= Problem requirements =
Transcribe the records below exactly as they appear.

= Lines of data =
● ● ● ● ● ● ●

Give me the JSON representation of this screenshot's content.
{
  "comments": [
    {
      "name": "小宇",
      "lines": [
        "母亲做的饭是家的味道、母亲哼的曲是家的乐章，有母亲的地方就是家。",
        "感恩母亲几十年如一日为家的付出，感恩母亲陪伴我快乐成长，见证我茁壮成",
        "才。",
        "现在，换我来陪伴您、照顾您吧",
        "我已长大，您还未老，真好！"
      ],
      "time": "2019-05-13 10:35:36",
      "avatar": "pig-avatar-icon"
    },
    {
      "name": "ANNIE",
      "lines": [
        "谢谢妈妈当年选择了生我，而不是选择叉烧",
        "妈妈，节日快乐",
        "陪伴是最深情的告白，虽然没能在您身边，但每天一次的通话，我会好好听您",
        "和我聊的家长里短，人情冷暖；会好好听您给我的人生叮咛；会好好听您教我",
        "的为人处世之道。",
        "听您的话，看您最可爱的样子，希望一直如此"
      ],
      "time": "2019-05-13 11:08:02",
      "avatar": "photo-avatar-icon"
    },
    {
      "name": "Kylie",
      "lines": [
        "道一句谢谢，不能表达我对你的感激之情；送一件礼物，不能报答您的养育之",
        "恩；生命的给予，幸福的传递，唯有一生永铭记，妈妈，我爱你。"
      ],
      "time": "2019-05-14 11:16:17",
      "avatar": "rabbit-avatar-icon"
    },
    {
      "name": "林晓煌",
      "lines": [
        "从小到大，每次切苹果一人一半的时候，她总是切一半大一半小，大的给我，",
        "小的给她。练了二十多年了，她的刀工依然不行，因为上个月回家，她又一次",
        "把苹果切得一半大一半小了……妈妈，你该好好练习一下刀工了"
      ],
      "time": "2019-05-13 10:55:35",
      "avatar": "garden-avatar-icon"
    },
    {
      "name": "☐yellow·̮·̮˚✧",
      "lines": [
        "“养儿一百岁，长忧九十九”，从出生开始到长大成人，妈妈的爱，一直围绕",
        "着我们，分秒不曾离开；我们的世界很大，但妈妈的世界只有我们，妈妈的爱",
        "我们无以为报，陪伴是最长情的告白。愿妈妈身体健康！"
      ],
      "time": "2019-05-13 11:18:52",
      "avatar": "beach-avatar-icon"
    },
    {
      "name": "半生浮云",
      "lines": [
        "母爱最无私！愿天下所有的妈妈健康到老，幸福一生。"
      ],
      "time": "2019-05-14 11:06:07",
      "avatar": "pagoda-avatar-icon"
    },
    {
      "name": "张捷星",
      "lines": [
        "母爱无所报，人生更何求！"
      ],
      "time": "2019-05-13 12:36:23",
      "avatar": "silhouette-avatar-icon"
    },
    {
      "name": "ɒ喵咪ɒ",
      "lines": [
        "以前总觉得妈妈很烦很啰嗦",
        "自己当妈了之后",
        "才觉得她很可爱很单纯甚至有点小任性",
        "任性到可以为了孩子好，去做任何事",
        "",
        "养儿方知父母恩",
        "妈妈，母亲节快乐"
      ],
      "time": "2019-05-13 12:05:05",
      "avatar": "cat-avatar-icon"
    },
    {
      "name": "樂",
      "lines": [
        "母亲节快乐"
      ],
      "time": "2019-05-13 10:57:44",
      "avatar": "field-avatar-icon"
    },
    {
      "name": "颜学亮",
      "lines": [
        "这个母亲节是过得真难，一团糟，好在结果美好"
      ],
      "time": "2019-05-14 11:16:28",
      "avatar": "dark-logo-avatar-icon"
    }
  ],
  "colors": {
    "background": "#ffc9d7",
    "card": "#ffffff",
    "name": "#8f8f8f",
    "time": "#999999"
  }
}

● ● ● ● ● ● ●

= Exercise solution =
Give me the JSON representation of this screenshot's content.
{
  "comments": [
    {
      "name": "小宇",
      "lines": [
        "母亲做的饭是家的味道、母亲哼的曲是家的乐章，有母亲的地方就是家。",
        "感恩母亲几十年如一日为家的付出，感恩母亲陪伴我快乐成长，见证我茁壮成",
        "才。",
        "现在，换我来陪伴您、照顾您吧",
        "我已长大，您还未老，真好！"
      ],
      "time": "2019-05-13 10:35:36",
      "avatar": "pig-avatar-icon"
    },
    {
      "name": "ANNIE",
      "lines": [
        "谢谢妈妈当年选择了生我，而不是选择叉烧",
        "妈妈，节日快乐",
        "陪伴是最深情的告白，虽然没能在您身边，但每天一次的通话，我会好好听您",
        "和我聊的家长里短，人情冷暖；会好好听您给我的人生叮咛；会好好听您教我",
        "的为人处世之道。",
        "听您的话，看您最可爱的样子，希望一直如此"
      ],
      "time": "2019-05-13 11:08:02",
      "avatar": "photo-avatar-icon"
    },
    {
      "name": "Kylie",
      "lines": [
        "道一句谢谢，不能表达我对你的感激之情；送一件礼物，不能报答您的养育之",
        "恩；生命的给予，幸福的传递，唯有一生永铭记，妈妈，我爱你。"
      ],
      "time": "2019-05-14 11:16:17",
      "avatar": "rabbit-avatar-icon"
    },
    {
      "name": "林晓煌",
      "lines": [
        "从小到大，每次切苹果一人一半的时候，她总是切一半大一半小，大的给我，",
        "小的给她。练了二十多年了，她的刀工依然不行，因为上个月回家，她又一次",
        "把苹果切得一半大一半小了……妈妈，你该好好练习一下刀工了"
      ],
      "time": "2019-05-13 10:55:35",
      "avatar": "garden-avatar-icon"
    },
    {
      "name": "☐yellow·̮·̮˚✧",
      "lines": [
        "“养儿一百岁，长忧九十九”，从出生开始到长大成人，妈妈的爱，一直围绕",
        "着我们，分秒不曾离开；我们的世界很大，但妈妈的世界只有我们，妈妈的爱",
        "我们无以为报，陪伴是最长情的告白。愿妈妈身体健康！"
      ],
      "time": "2019-05-13 11:18:52",
      "avatar": "beach-avatar-icon"
    },
    {
      "name": "半生浮云",
      "lines": [
        "母爱最无私！愿天下所有的妈妈健康到老，幸福一生。"
      ],
      "time": "2019-05-14 11:06:07",
      "avatar": "pagoda-avatar-icon"
    },
    {
      "name": "张捷星",
      "lines": [
        "母爱无所报，人生更何求！"
      ],
      "time": "2019-05-13 12:36:23",
      "avatar": "silhouette-avatar-icon"
    },
    {
      "name": "ɒ喵咪ɒ",
      "lines": [
        "以前总觉得妈妈很烦很啰嗦",
        "自己当妈了之后",
        "才觉得她很可爱很单纯甚至有点小任性",
        "任性到可以为了孩子好，去做任何事",
        "",
        "养儿方知父母恩",
        "妈妈，母亲节快乐"
      ],
      "time": "2019-05-13 12:05:05",
      "avatar": "cat-avatar-icon"
    },
    {
      "name": "樂",
      "lines": [
        "母亲节快乐"
      ],
      "time": "2019-05-13 10:57:44",
      "avatar": "field-avatar-icon"
    },
    {
      "name": "颜学亮",
      "lines": [
        "这个母亲节是过得真难，一团糟，好在结果美好"
      ],
      "time": "2019-05-14 11:16:28",
      "avatar": "dark-logo-avatar-icon"
    }
  ],
  "colors": {
    "background": "#ffc9d7",
    "card": "#ffffff",
    "name": "#8f8f8f",
    "time": "#999999"
  }
}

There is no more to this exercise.